Lines containing the word "color" should be extracted in full.
── DATA TO USE ──
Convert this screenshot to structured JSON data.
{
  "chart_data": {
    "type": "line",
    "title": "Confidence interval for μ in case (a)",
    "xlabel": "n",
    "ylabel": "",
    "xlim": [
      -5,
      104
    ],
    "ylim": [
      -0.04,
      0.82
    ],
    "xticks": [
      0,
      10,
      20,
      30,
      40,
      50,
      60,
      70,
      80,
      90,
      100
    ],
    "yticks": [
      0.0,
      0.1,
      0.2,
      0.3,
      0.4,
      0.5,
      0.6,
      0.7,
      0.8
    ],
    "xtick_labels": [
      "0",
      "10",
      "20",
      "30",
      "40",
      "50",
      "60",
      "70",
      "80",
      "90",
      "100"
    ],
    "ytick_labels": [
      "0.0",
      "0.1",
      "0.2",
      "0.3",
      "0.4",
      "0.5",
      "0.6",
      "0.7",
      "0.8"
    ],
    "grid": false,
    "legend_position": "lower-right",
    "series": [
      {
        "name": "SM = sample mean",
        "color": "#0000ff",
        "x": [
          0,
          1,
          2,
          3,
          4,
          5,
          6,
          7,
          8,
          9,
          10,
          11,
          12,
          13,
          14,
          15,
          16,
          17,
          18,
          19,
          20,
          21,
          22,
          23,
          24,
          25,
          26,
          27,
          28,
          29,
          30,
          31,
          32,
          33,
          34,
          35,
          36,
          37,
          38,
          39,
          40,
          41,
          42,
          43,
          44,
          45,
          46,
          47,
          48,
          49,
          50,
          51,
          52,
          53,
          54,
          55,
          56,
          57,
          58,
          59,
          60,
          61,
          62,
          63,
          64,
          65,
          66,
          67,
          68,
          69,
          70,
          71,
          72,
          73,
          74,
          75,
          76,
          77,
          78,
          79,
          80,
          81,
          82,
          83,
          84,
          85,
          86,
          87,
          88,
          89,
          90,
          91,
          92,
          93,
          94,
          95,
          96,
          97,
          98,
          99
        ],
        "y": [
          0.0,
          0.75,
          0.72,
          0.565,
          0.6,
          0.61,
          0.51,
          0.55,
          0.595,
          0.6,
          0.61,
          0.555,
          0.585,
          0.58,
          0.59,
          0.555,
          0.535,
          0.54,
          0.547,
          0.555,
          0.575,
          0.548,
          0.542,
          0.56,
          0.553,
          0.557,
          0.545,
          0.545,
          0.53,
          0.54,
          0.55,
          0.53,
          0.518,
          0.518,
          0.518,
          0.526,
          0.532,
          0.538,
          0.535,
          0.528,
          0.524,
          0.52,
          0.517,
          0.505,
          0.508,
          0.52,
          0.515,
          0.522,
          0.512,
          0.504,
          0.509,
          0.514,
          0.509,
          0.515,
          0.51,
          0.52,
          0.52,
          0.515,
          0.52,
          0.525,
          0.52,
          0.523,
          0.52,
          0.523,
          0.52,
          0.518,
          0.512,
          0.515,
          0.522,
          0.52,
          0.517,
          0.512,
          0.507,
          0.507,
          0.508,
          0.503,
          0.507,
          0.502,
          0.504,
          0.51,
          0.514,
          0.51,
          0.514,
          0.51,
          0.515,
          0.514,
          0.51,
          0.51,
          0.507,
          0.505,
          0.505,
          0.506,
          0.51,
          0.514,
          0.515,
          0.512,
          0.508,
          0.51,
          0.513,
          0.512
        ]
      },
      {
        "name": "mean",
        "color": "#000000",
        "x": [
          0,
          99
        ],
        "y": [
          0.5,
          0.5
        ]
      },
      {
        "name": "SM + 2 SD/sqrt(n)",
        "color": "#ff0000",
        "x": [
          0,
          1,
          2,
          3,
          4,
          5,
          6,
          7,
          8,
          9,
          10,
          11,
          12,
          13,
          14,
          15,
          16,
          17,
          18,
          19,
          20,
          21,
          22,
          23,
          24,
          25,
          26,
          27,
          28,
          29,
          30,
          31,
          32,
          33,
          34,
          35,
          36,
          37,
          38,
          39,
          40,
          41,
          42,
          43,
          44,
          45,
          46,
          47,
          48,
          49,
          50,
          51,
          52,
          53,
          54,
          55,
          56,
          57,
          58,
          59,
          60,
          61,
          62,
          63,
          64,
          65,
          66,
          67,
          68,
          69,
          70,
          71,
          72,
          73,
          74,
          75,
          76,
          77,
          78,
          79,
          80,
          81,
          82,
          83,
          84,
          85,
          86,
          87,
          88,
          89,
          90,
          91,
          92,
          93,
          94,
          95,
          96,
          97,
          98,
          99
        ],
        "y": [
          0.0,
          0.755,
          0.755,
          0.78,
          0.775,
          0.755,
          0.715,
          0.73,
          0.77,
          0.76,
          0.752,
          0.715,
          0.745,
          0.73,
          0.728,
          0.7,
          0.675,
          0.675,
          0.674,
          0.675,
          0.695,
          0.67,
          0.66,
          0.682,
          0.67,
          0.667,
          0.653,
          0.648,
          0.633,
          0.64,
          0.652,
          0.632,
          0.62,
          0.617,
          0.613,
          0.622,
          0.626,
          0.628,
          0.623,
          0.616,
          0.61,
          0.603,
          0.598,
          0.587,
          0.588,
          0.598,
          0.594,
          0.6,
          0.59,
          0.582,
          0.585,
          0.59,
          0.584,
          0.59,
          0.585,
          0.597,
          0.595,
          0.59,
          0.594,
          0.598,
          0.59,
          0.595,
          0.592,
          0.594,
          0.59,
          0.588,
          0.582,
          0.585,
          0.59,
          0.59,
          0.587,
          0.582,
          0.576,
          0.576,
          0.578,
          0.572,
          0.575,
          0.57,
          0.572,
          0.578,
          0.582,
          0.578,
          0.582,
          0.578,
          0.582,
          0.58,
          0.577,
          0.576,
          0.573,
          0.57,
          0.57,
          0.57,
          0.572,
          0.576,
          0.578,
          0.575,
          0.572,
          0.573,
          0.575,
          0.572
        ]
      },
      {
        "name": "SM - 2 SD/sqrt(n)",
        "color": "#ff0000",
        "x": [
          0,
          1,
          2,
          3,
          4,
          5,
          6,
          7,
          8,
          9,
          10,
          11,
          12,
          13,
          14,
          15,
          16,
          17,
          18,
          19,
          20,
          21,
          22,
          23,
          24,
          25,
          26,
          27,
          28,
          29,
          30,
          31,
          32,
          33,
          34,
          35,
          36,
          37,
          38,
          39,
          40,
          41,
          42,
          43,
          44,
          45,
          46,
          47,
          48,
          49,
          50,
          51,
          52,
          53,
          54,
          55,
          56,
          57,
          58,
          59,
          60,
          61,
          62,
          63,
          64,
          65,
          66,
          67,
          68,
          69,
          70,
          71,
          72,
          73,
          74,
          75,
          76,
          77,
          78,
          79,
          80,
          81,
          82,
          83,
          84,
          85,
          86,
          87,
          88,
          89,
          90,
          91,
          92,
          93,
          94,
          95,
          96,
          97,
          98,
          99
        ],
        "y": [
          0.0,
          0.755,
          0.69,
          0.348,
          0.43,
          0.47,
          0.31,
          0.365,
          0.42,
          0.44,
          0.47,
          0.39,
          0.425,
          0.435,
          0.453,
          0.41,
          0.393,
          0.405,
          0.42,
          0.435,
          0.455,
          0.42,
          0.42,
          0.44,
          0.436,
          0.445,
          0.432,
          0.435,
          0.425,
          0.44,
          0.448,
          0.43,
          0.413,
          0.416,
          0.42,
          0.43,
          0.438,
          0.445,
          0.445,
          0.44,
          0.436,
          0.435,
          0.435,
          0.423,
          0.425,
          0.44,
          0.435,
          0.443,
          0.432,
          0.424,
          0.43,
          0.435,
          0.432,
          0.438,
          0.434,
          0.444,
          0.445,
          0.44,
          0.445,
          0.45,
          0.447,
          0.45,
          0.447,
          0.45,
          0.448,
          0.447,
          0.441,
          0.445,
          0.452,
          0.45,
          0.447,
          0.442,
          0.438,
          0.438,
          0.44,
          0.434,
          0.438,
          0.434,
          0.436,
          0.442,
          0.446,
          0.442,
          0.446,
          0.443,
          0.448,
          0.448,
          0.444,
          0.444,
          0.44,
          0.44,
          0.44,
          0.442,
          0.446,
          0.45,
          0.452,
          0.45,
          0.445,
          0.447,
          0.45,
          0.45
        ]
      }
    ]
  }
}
───
RIGHT ANSWER:
        "color": "#0000ff",
        "color": "#000000",
        "color": "#ff0000",
        "color": "#ff0000",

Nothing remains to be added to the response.